_WHAT IS BEING ASKED_
Which lines in the records below contain the word "length"? Copy each one out.

_DATA SHOWN_

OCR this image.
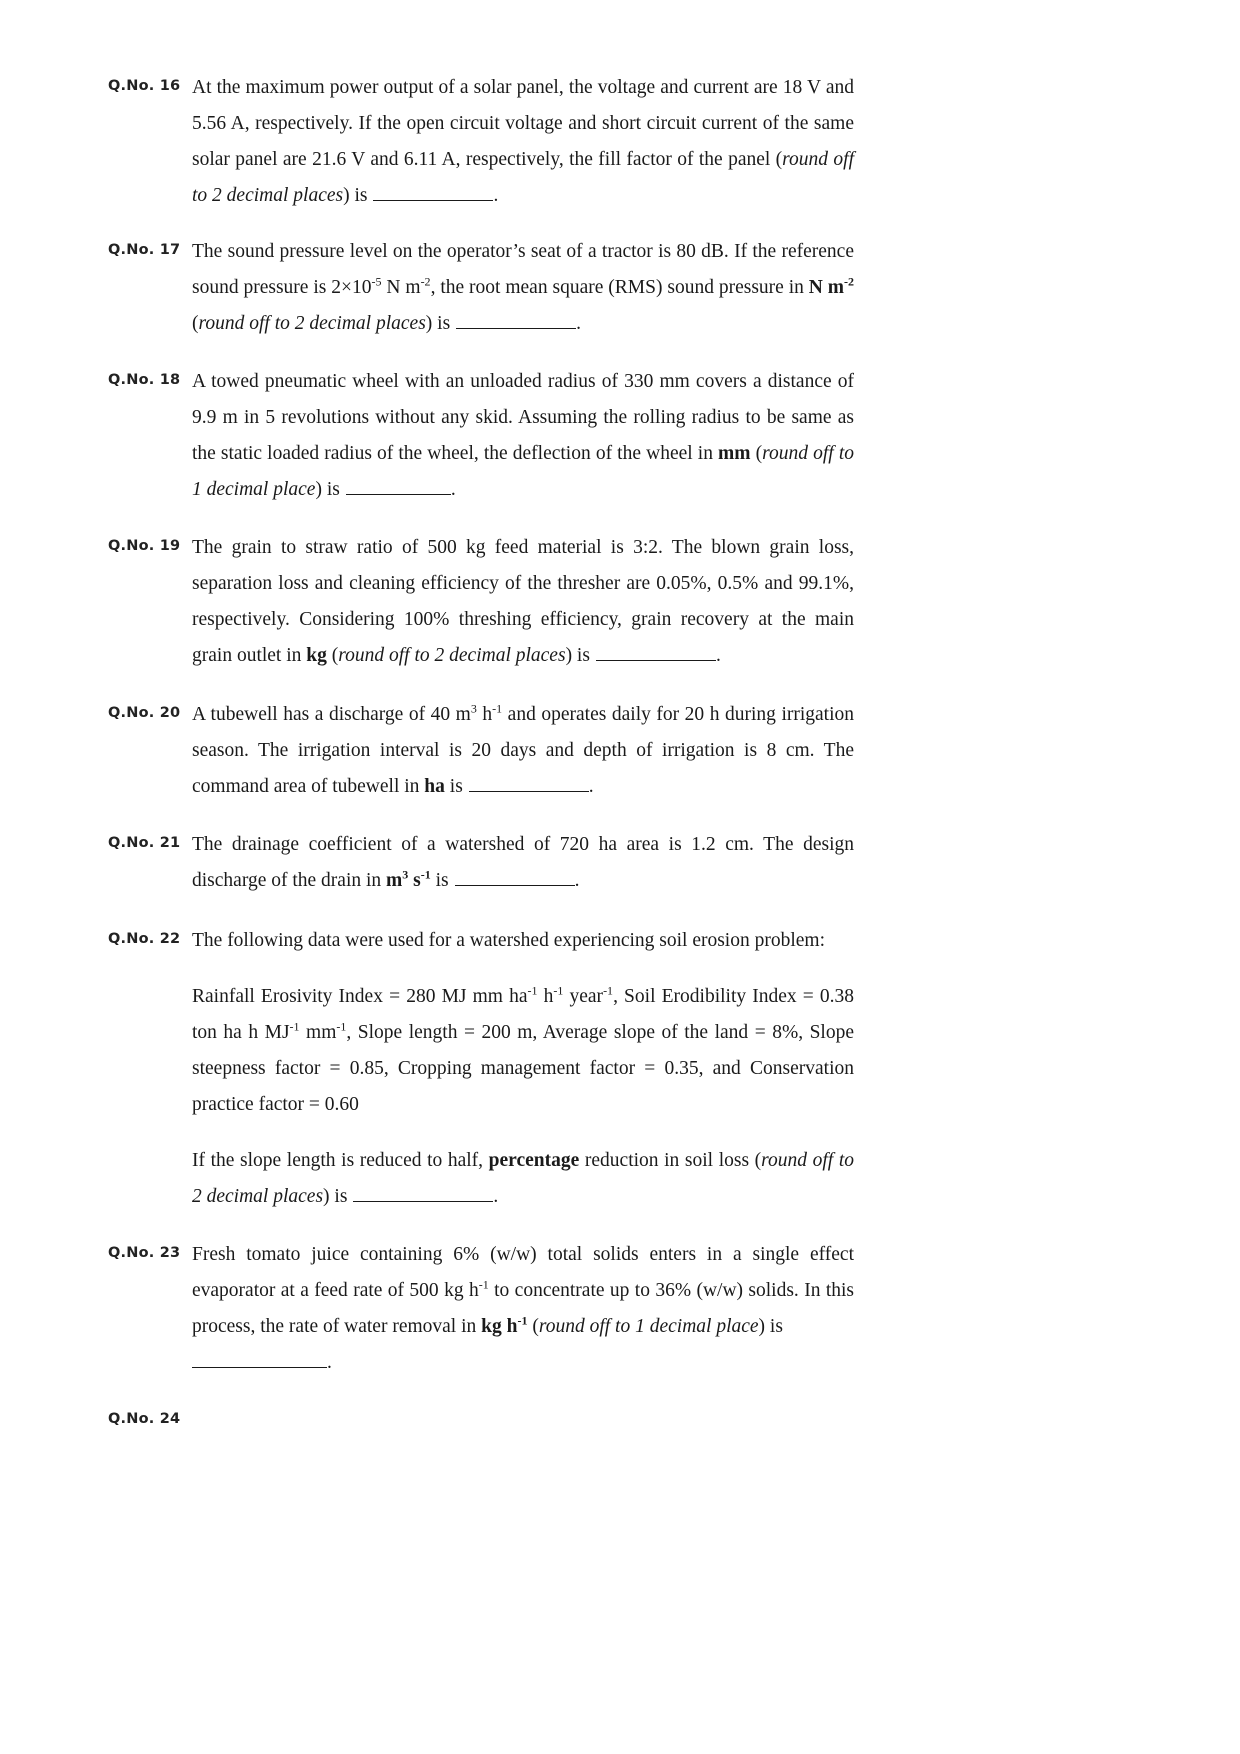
Q.No. 16 At the maximum power output of a solar panel, the voltage and current are 18 V and 5.56 A, respectively. If the open circuit voltage and short circuit current of the same solar panel are 21.6 V and 6.11 A, respectively, the fill factor of the panel (round off to 2 decimal places) is	.

Q.No. 17 The sound pressure level on the operator’s seat of a tractor is 80 dB. If the reference sound pressure is $2\times 10^{-5}$ N $m^{-2}$, the root mean square (RMS) sound pressure in N $m^{-2}$ (round off to 2 decimal places) is	.

Q.No. 18 A towed pneumatic wheel with an unloaded radius of 330 mm covers a distance of 9.9 m in 5 revolutions without any skid. Assuming the rolling radius to be same as the static loaded radius of the wheel, the deflection of the wheel in mm (round off to 1 decimal place) is	.

Q.No. 19 The grain to straw ratio of 500 kg feed material is 3:2. The blown grain loss, separation loss and cleaning efficiency of the thresher are 0.05%, 0.5% and 99.1%, respectively. Considering 100% threshing efficiency, grain recovery at the main grain outlet in kg (round off to 2 decimal places) is	.

Q.No. 20 A tubewell has a discharge of 40 $m^3$ $h^{-1}$ and operates daily for 20 h during irrigation season. The irrigation interval is 20 days and depth of irrigation is 8 cm. The command area of tubewell in ha is	.

Q.No. 21 The drainage coefficient of a watershed of 720 ha area is 1.2 cm. The design discharge of the drain in $m^3$ $s^{-1}$ is	.

Q.No. 22 The following data were used for a watershed experiencing soil erosion problem:

Rainfall Erosivity Index = 280 MJ mm $ha^{-1}$ $h^{-1}$ year$^{-1}$, Soil Erodibility Index = 0.38 ton ha h $MJ^{-1}$ $mm^{-1}$, Slope length = 200 m, Average slope of the land = 8%, Slope steepness factor = 0.85, Cropping management factor = 0.35, and Conservation practice factor = 0.60

If the slope length is reduced to half, percentage reduction in soil loss (round off to 2 decimal places) is	.

Q.No. 23 Fresh tomato juice containing 6% (w/w) total solids enters in a single effect evaporator at a feed rate of 500 kg $h^{-1}$ to concentrate up to 36% (w/w) solids. In this process, the rate of water removal in kg $h^{-1}$ (round off to 1 decimal place) is
.

Q.No. 24
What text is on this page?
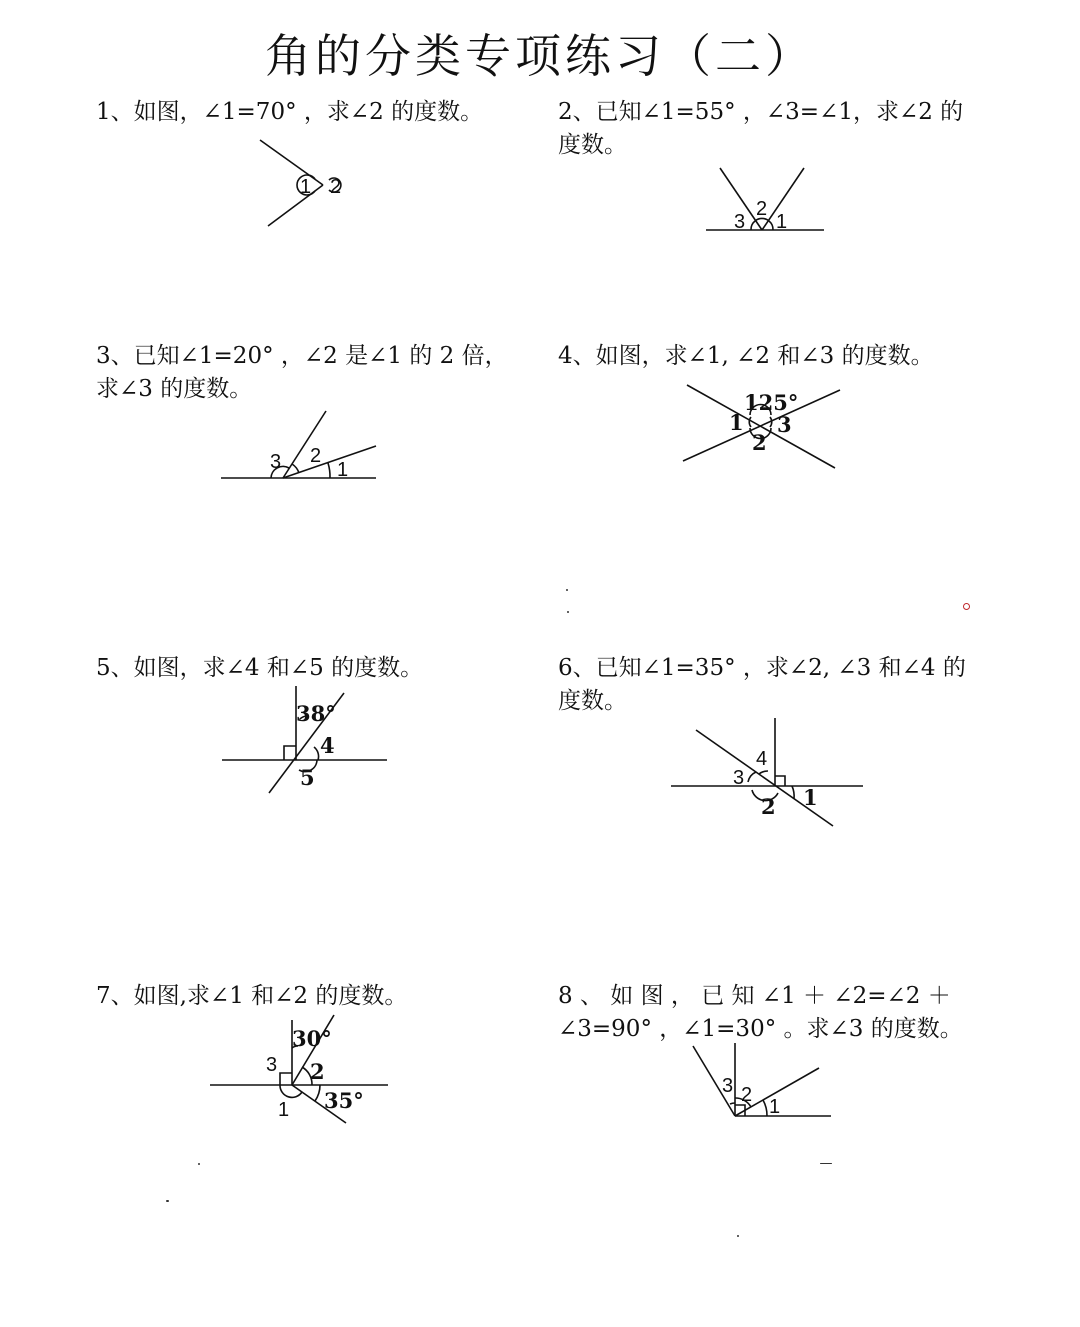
角的分类专项练习（二）
1、如图，∠1=70° ，求∠2 的度数。
1 2
2、已知∠1=55° ，∠3=∠1，求∠2 的度数。
3
2
1
3、已知∠1=20° ，∠2 是∠1 的 2 倍，求∠3 的度数。
3 2
1
4、如图，求∠1, ∠2 和∠3 的度数。
125°
1 3
2
5、如图，求∠4 和∠5 的度数。
38°
4
5
6、已知∠1=35° ，求∠2, ∠3 和∠4 的度数。
4
3
2 1
7、如图,求∠1 和∠2 的度数。
30°
3 2
1 35°
8 、 如 图 ， 已 知 ∠1 ＋ ∠2=∠2 ＋ ∠3=90° ，∠1=30° 。求∠3 的度数。
3 2
1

_TASK SOLUTION_
Rainfall Erosivity Index = 280 MJ mm $ha^{-1}$ $h^{-1}$ year$^{-1}$, Soil Erodibility Index = 0.38 ton ha h $MJ^{-1}$ $mm^{-1}$, Slope length = 200 m, Average slope of the land = 8%, Slope steepness factor = 0.85, Cropping management factor = 0.35, and Conservation practice factor = 0.60
If the slope length is reduced to half, percentage reduction in soil loss (round off to 2 decimal places) is	.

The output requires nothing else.